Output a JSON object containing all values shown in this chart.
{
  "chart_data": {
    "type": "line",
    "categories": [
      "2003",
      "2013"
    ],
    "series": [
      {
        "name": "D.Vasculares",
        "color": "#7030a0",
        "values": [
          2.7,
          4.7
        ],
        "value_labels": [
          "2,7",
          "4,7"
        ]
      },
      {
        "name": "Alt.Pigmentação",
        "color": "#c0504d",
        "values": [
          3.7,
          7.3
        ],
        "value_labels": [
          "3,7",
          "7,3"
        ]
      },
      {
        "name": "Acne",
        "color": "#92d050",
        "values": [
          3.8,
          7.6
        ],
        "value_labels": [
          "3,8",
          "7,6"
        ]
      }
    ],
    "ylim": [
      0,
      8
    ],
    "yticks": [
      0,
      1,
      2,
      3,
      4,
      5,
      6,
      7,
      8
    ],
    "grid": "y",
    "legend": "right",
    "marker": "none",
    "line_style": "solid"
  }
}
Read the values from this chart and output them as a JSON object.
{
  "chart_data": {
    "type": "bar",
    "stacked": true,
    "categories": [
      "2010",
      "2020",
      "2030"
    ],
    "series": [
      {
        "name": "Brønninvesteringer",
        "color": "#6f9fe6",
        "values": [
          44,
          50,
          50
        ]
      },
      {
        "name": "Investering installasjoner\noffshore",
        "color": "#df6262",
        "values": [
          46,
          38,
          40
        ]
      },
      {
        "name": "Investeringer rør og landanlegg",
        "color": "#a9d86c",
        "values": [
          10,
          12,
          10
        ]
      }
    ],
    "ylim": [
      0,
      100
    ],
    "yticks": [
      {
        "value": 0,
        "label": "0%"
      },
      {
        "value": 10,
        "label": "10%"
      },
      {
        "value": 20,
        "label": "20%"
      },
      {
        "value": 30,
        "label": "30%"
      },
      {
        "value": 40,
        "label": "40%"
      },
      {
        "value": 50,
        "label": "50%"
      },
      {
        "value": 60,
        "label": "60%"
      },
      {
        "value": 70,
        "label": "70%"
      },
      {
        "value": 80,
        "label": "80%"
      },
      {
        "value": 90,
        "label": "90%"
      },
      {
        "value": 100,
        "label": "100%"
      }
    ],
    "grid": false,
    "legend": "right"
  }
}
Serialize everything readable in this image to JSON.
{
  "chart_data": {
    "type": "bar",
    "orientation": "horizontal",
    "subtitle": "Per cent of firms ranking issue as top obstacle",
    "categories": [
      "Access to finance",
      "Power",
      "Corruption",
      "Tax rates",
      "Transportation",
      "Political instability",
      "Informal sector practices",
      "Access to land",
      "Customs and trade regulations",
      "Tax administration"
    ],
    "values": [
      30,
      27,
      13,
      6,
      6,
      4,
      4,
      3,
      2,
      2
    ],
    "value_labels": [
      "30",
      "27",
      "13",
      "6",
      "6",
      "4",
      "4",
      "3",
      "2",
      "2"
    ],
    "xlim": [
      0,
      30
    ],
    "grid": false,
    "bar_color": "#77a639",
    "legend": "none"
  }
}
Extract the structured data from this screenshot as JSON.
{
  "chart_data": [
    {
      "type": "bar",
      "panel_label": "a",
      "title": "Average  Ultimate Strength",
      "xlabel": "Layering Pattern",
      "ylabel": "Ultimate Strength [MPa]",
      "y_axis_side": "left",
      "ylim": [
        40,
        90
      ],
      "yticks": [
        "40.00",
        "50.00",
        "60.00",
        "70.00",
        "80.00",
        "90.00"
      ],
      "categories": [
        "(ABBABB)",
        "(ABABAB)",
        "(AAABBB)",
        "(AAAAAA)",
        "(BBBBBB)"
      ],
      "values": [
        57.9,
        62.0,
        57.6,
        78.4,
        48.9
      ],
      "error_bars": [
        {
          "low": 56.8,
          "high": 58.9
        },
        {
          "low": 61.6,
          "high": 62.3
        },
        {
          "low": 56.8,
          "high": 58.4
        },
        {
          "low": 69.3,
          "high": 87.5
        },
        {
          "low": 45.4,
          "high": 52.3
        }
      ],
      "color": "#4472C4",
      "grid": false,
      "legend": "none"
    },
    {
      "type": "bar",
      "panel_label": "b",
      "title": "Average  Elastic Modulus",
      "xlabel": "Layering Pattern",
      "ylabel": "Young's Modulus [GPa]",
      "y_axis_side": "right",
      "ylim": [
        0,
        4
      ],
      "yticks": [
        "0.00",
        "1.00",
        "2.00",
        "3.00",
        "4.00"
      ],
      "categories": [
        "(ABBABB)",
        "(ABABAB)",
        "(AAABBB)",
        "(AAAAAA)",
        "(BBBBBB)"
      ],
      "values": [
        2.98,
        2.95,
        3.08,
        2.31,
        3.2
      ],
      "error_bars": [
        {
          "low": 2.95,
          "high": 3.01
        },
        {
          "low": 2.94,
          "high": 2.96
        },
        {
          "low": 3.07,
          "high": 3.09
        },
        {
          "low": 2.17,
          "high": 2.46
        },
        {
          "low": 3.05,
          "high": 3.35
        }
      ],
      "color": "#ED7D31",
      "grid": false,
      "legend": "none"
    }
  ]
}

==*==

▶ **PROMPT**
Using the listing above, pick out each line that contains the word "name", then copy it.

▶ **RESULT FOR THIS EXERCISE**
        "name": "D.Vasculares",
        "name": "Alt.Pigmentação",
        "name": "Acne",
        "name": "Brønninvesteringer",
        "name": "Investering installasjoner\noffshore",
        "name": "Investeringer rør og landanlegg",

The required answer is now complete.